MATERIAL PROVIDED:
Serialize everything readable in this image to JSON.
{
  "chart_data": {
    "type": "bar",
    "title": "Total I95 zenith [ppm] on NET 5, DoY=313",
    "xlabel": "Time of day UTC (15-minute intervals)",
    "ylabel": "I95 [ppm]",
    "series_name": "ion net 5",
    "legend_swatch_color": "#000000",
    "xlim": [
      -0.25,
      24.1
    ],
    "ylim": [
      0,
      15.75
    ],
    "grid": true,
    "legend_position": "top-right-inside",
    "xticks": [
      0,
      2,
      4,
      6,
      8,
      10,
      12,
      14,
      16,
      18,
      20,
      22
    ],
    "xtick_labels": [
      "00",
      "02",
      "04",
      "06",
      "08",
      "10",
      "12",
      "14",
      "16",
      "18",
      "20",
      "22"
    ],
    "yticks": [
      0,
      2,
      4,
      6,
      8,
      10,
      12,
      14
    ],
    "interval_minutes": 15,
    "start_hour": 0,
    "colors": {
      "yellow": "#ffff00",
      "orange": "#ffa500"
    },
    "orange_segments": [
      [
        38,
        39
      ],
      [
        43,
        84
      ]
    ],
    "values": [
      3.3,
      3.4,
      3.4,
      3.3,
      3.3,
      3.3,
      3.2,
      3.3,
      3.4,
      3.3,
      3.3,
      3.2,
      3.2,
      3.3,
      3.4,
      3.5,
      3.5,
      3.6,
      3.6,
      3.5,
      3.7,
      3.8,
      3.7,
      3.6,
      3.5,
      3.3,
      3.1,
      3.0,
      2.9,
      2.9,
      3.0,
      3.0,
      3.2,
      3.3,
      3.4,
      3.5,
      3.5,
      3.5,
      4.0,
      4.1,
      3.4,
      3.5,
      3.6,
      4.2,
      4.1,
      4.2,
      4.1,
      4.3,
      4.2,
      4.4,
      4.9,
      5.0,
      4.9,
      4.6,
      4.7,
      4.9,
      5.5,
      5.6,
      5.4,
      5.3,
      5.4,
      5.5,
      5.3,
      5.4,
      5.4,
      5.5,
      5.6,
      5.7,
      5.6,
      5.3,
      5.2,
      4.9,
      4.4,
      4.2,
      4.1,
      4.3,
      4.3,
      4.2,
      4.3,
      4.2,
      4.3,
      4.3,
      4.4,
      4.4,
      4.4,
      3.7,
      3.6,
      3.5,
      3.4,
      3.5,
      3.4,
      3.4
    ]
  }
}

PROBLEM DESCRIPTION:
Write out all records exactly, keeping every detail.

SOLUTION:
Serialize everything readable in this image to JSON.
{
  "chart_data": {
    "type": "bar",
    "title": "Total I95 zenith [ppm] on NET 5, DoY=313",
    "xlabel": "Time of day UTC (15-minute intervals)",
    "ylabel": "I95 [ppm]",
    "series_name": "ion net 5",
    "legend_swatch_color": "#000000",
    "xlim": [
      -0.25,
      24.1
    ],
    "ylim": [
      0,
      15.75
    ],
    "grid": true,
    "legend_position": "top-right-inside",
    "xticks": [
      0,
      2,
      4,
      6,
      8,
      10,
      12,
      14,
      16,
      18,
      20,
      22
    ],
    "xtick_labels": [
      "00",
      "02",
      "04",
      "06",
      "08",
      "10",
      "12",
      "14",
      "16",
      "18",
      "20",
      "22"
    ],
    "yticks": [
      0,
      2,
      4,
      6,
      8,
      10,
      12,
      14
    ],
    "interval_minutes": 15,
    "start_hour": 0,
    "colors": {
      "yellow": "#ffff00",
      "orange": "#ffa500"
    },
    "orange_segments": [
      [
        38,
        39
      ],
      [
        43,
        84
      ]
    ],
    "values": [
      3.3,
      3.4,
      3.4,
      3.3,
      3.3,
      3.3,
      3.2,
      3.3,
      3.4,
      3.3,
      3.3,
      3.2,
      3.2,
      3.3,
      3.4,
      3.5,
      3.5,
      3.6,
      3.6,
      3.5,
      3.7,
      3.8,
      3.7,
      3.6,
      3.5,
      3.3,
      3.1,
      3.0,
      2.9,
      2.9,
      3.0,
      3.0,
      3.2,
      3.3,
      3.4,
      3.5,
      3.5,
      3.5,
      4.0,
      4.1,
      3.4,
      3.5,
      3.6,
      4.2,
      4.1,
      4.2,
      4.1,
      4.3,
      4.2,
      4.4,
      4.9,
      5.0,
      4.9,
      4.6,
      4.7,
      4.9,
      5.5,
      5.6,
      5.4,
      5.3,
      5.4,
      5.5,
      5.3,
      5.4,
      5.4,
      5.5,
      5.6,
      5.7,
      5.6,
      5.3,
      5.2,
      4.9,
      4.4,
      4.2,
      4.1,
      4.3,
      4.3,
      4.2,
      4.3,
      4.2,
      4.3,
      4.3,
      4.4,
      4.4,
      4.4,
      3.7,
      3.6,
      3.5,
      3.4,
      3.5,
      3.4,
      3.4
    ]
  }
}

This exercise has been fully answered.